>> Begin Data entries
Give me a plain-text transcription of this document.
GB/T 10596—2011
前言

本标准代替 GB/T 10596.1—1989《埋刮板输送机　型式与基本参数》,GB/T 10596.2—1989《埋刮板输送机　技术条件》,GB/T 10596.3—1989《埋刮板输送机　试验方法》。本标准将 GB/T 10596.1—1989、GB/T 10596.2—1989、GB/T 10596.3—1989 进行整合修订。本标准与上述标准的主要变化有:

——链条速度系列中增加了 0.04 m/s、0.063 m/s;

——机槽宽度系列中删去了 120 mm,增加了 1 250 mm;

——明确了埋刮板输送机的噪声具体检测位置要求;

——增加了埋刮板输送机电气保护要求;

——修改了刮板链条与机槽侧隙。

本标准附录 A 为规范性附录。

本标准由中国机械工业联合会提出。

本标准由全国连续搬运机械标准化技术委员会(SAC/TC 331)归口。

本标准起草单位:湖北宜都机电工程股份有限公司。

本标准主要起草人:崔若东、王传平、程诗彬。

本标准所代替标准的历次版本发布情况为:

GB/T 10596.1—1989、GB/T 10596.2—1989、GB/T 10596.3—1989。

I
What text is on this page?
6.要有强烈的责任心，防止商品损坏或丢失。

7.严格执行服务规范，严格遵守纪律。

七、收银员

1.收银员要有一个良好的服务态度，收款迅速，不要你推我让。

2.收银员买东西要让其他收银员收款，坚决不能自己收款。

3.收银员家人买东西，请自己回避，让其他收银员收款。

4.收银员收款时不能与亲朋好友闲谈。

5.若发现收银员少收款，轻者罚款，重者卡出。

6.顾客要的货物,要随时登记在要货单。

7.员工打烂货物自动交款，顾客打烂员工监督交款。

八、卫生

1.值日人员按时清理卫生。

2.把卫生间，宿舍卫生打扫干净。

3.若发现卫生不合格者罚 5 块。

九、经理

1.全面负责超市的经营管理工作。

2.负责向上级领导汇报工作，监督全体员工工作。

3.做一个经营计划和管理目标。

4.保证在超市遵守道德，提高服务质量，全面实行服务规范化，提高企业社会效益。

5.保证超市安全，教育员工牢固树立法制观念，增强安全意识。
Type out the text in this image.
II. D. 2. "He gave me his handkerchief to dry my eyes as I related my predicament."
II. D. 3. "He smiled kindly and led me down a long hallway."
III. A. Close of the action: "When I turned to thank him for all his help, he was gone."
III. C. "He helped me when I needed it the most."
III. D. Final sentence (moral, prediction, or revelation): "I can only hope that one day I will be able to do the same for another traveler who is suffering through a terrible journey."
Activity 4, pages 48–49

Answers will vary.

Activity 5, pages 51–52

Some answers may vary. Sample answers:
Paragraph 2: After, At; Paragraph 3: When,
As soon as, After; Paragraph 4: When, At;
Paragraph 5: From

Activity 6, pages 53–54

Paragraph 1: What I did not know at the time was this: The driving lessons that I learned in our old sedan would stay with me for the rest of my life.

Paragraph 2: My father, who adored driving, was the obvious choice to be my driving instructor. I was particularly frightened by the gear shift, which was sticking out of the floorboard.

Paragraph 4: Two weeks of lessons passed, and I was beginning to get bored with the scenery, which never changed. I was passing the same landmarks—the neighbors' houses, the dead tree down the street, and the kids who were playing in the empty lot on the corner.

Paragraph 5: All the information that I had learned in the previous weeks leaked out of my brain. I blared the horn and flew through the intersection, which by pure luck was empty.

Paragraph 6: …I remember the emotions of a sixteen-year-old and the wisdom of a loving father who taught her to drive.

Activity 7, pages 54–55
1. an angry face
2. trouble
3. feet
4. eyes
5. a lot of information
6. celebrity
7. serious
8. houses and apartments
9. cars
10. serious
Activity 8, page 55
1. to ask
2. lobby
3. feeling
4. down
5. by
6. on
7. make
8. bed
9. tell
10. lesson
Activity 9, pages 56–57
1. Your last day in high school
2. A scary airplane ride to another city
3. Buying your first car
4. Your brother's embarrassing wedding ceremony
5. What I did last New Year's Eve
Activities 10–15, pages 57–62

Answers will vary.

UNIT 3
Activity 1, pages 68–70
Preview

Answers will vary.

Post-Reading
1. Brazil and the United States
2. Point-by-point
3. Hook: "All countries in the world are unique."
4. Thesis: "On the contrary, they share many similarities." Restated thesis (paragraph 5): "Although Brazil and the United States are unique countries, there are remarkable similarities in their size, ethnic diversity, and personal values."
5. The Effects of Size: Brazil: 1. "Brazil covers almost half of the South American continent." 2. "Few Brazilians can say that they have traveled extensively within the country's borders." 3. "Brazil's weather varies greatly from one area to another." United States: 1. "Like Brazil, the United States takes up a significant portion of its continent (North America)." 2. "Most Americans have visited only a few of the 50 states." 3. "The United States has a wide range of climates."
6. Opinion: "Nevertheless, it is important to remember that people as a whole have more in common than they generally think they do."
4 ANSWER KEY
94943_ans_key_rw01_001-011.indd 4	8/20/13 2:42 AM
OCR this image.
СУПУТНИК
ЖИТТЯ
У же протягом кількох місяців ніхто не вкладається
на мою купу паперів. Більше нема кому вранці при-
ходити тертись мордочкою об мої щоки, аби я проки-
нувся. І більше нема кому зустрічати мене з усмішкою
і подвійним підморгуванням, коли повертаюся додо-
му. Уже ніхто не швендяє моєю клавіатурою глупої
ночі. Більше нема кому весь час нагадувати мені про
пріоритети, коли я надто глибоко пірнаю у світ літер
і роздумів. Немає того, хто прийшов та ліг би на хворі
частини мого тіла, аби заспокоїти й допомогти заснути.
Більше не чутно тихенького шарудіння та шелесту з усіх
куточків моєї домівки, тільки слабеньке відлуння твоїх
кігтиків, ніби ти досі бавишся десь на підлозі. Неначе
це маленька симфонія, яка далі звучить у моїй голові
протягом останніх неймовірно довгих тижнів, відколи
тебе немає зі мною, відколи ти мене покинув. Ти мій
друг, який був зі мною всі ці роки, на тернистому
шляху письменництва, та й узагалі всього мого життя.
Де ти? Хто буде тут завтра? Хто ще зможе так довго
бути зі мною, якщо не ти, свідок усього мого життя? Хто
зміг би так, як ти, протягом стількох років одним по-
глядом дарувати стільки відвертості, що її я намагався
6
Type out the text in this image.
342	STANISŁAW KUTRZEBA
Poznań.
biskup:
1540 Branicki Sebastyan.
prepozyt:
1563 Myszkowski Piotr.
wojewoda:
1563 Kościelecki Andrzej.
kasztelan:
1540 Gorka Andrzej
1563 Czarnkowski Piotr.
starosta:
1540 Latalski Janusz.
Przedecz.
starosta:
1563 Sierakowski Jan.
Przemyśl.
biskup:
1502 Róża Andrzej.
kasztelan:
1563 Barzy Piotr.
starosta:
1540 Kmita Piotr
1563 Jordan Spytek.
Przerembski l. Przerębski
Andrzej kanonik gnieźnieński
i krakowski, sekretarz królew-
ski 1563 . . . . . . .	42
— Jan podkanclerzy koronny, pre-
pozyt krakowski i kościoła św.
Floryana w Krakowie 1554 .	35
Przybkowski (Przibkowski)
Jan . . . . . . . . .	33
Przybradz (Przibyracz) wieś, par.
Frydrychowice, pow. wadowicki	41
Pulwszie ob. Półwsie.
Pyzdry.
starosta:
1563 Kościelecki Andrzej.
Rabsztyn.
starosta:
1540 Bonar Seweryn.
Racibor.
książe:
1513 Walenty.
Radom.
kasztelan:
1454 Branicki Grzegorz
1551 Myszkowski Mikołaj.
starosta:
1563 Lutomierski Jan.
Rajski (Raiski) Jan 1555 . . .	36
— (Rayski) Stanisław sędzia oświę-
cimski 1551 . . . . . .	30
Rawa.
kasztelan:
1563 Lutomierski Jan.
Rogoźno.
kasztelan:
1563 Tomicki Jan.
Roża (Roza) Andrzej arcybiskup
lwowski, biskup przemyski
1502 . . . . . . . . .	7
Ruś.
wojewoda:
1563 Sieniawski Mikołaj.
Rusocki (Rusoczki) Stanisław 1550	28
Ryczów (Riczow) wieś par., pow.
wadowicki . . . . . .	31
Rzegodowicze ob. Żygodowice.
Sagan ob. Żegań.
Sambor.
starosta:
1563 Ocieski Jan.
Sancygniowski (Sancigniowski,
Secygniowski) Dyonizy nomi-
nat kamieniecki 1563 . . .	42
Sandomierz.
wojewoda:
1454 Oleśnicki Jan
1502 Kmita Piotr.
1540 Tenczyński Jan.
>> End Data entries
• [Exercise aim]:
Each line in the listing above that contains "Brazil" should be copied.

• [Output below]:
1. Brazil and the United States
4. Thesis: "On the contrary, they share many similarities." Restated thesis (paragraph 5): "Although Brazil and the United States are unique countries, there are remarkable similarities in their size, ethnic diversity, and personal values."
5. The Effects of Size: Brazil: 1. "Brazil covers almost half of the South American continent." 2. "Few Brazilians can say that they have traveled extensively within the country's borders." 3. "Brazil's weather varies greatly from one area to another." United States: 1. "Like Brazil, the United States takes up a significant portion of its continent (North America)." 2. "Most Americans have visited only a few of the 50 states." 3. "The United States has a wide range of climates."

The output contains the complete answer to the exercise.